GIVEN TASK: Extract the full set of records that follows, word for word.

DATA FOR THE TASK:
++++++++++

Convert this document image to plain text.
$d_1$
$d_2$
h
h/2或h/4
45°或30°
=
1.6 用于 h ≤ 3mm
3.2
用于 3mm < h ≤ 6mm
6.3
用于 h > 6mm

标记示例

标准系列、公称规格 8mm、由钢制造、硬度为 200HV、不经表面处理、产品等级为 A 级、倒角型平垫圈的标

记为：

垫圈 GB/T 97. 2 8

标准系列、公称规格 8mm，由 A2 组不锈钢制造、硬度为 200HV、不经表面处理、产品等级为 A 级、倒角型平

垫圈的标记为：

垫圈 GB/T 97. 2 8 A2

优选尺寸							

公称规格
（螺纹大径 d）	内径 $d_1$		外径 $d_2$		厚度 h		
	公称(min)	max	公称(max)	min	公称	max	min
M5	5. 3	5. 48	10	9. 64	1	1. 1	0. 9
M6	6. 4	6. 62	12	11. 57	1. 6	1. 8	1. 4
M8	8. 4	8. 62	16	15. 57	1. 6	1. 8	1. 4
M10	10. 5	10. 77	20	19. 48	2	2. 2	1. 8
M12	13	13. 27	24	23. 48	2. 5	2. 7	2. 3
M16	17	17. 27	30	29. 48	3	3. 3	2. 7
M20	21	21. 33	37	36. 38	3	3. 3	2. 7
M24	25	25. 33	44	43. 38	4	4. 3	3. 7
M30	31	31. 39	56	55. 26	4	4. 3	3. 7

++++++++++

ANSWER IN FULL:
Convert this document image to plain text.
$d_1$
$d_2$
h
h/2或h/4
45°或30°
=
1.6 用于 h ≤ 3mm
3.2
用于 3mm < h ≤ 6mm
6.3
用于 h > 6mm

标记示例

标准系列、公称规格 8mm、由钢制造、硬度为 200HV、不经表面处理、产品等级为 A 级、倒角型平垫圈的标

记为：

垫圈 GB/T 97. 2 8

标准系列、公称规格 8mm，由 A2 组不锈钢制造、硬度为 200HV、不经表面处理、产品等级为 A 级、倒角型平

垫圈的标记为：

垫圈 GB/T 97. 2 8 A2

优选尺寸							

公称规格
（螺纹大径 d）	内径 $d_1$		外径 $d_2$		厚度 h		
	公称(min)	max	公称(max)	min	公称	max	min
M5	5. 3	5. 48	10	9. 64	1	1. 1	0. 9
M6	6. 4	6. 62	12	11. 57	1. 6	1. 8	1. 4
M8	8. 4	8. 62	16	15. 57	1. 6	1. 8	1. 4
M10	10. 5	10. 77	20	19. 48	2	2. 2	1. 8
M12	13	13. 27	24	23. 48	2. 5	2. 7	2. 3
M16	17	17. 27	30	29. 48	3	3. 3	2. 7
M20	21	21. 33	37	36. 38	3	3. 3	2. 7
M24	25	25. 33	44	43. 38	4	4. 3	3. 7
M30	31	31. 39	56	55. 26	4	4. 3	3. 7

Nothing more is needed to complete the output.